### Do this
Can you print the data exactly and leave out each image?
Begin Entries supplied
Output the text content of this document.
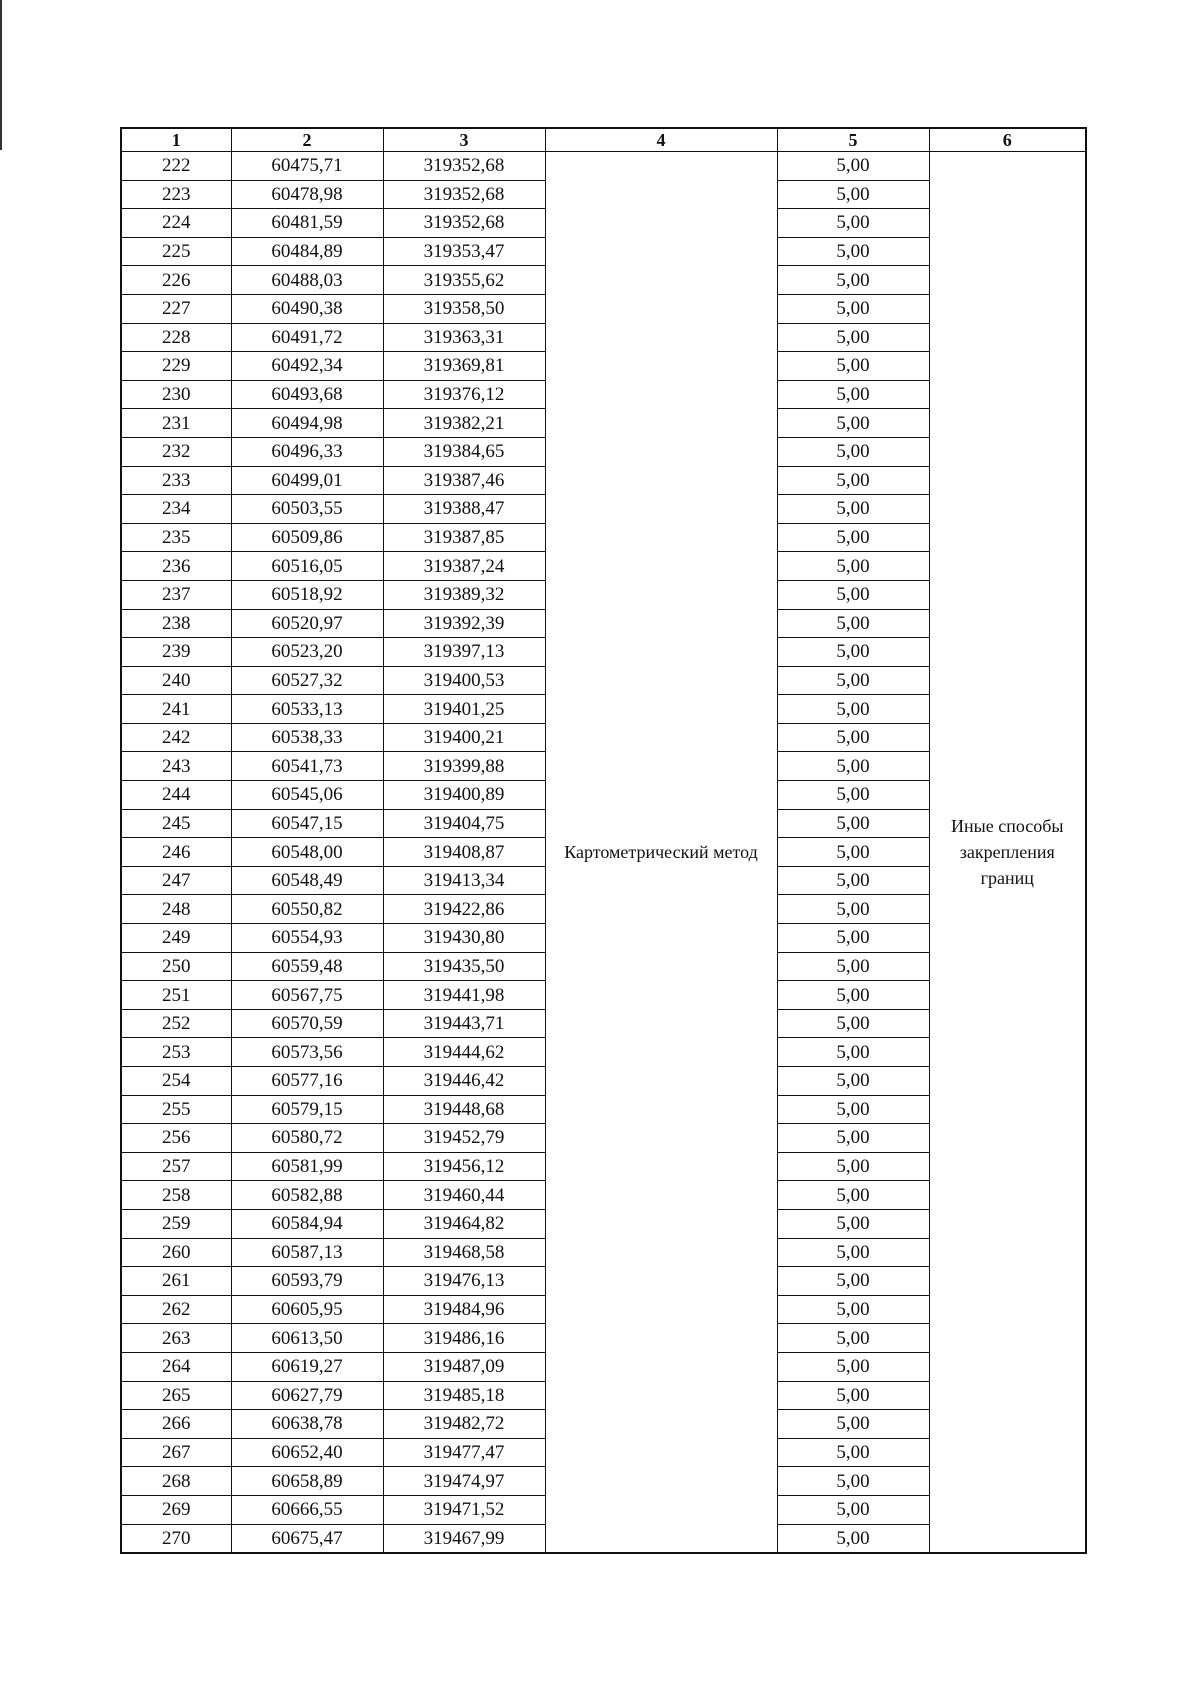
1	2	3	4	5	6
222	60475,71	319352,68	Картометрический метод	5,00	Иные способы закрепления границ
223	60478,98	319352,68		5,00	
224	60481,59	319352,68		5,00	
225	60484,89	319353,47		5,00	
226	60488,03	319355,62		5,00	
227	60490,38	319358,50		5,00	
228	60491,72	319363,31		5,00	
229	60492,34	319369,81		5,00	
230	60493,68	319376,12		5,00	
231	60494,98	319382,21		5,00	
232	60496,33	319384,65		5,00	
233	60499,01	319387,46		5,00	
234	60503,55	319388,47		5,00	
235	60509,86	319387,85		5,00	
236	60516,05	319387,24		5,00	
237	60518,92	319389,32		5,00	
238	60520,97	319392,39		5,00	
239	60523,20	319397,13		5,00	
240	60527,32	319400,53		5,00	
241	60533,13	319401,25		5,00	
242	60538,33	319400,21		5,00	
243	60541,73	319399,88		5,00	
244	60545,06	319400,89		5,00	
245	60547,15	319404,75		5,00	
246	60548,00	319408,87		5,00	
247	60548,49	319413,34		5,00	
248	60550,82	319422,86		5,00	
249	60554,93	319430,80		5,00	
250	60559,48	319435,50		5,00	
251	60567,75	319441,98		5,00	
252	60570,59	319443,71		5,00	
253	60573,56	319444,62		5,00	
254	60577,16	319446,42		5,00	
255	60579,15	319448,68		5,00	
256	60580,72	319452,79		5,00	
257	60581,99	319456,12		5,00	
258	60582,88	319460,44		5,00	
259	60584,94	319464,82		5,00	
260	60587,13	319468,58		5,00	
261	60593,79	319476,13		5,00	
262	60605,95	319484,96		5,00	
263	60613,50	319486,16		5,00	
264	60619,27	319487,09		5,00	
265	60627,79	319485,18		5,00	
266	60638,78	319482,72		5,00	
267	60652,40	319477,47		5,00	
268	60658,89	319474,97		5,00	
269	60666,55	319471,52		5,00	
270	60675,47	319467,99		5,00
End Entries supplied
### Written solution
Output the text content of this document.
1	2	3	4	5	6
222	60475,71	319352,68	Картометрический метод	5,00	Иные способы закрепления границ
223	60478,98	319352,68		5,00	
224	60481,59	319352,68		5,00	
225	60484,89	319353,47		5,00	
226	60488,03	319355,62		5,00	
227	60490,38	319358,50		5,00	
228	60491,72	319363,31		5,00	
229	60492,34	319369,81		5,00	
230	60493,68	319376,12		5,00	
231	60494,98	319382,21		5,00	
232	60496,33	319384,65		5,00	
233	60499,01	319387,46		5,00	
234	60503,55	319388,47		5,00	
235	60509,86	319387,85		5,00	
236	60516,05	319387,24		5,00	
237	60518,92	319389,32		5,00	
238	60520,97	319392,39		5,00	
239	60523,20	319397,13		5,00	
240	60527,32	319400,53		5,00	
241	60533,13	319401,25		5,00	
242	60538,33	319400,21		5,00	
243	60541,73	319399,88		5,00	
244	60545,06	319400,89		5,00	
245	60547,15	319404,75		5,00	
246	60548,00	319408,87		5,00	
247	60548,49	319413,34		5,00	
248	60550,82	319422,86		5,00	
249	60554,93	319430,80		5,00	
250	60559,48	319435,50		5,00	
251	60567,75	319441,98		5,00	
252	60570,59	319443,71		5,00	
253	60573,56	319444,62		5,00	
254	60577,16	319446,42		5,00	
255	60579,15	319448,68		5,00	
256	60580,72	319452,79		5,00	
257	60581,99	319456,12		5,00	
258	60582,88	319460,44		5,00	
259	60584,94	319464,82		5,00	
260	60587,13	319468,58		5,00	
261	60593,79	319476,13		5,00	
262	60605,95	319484,96		5,00	
263	60613,50	319486,16		5,00	
264	60619,27	319487,09		5,00	
265	60627,79	319485,18		5,00	
266	60638,78	319482,72		5,00	
267	60652,40	319477,47		5,00	
268	60658,89	319474,97		5,00	
269	60666,55	319471,52		5,00	
270	60675,47	319467,99		5,00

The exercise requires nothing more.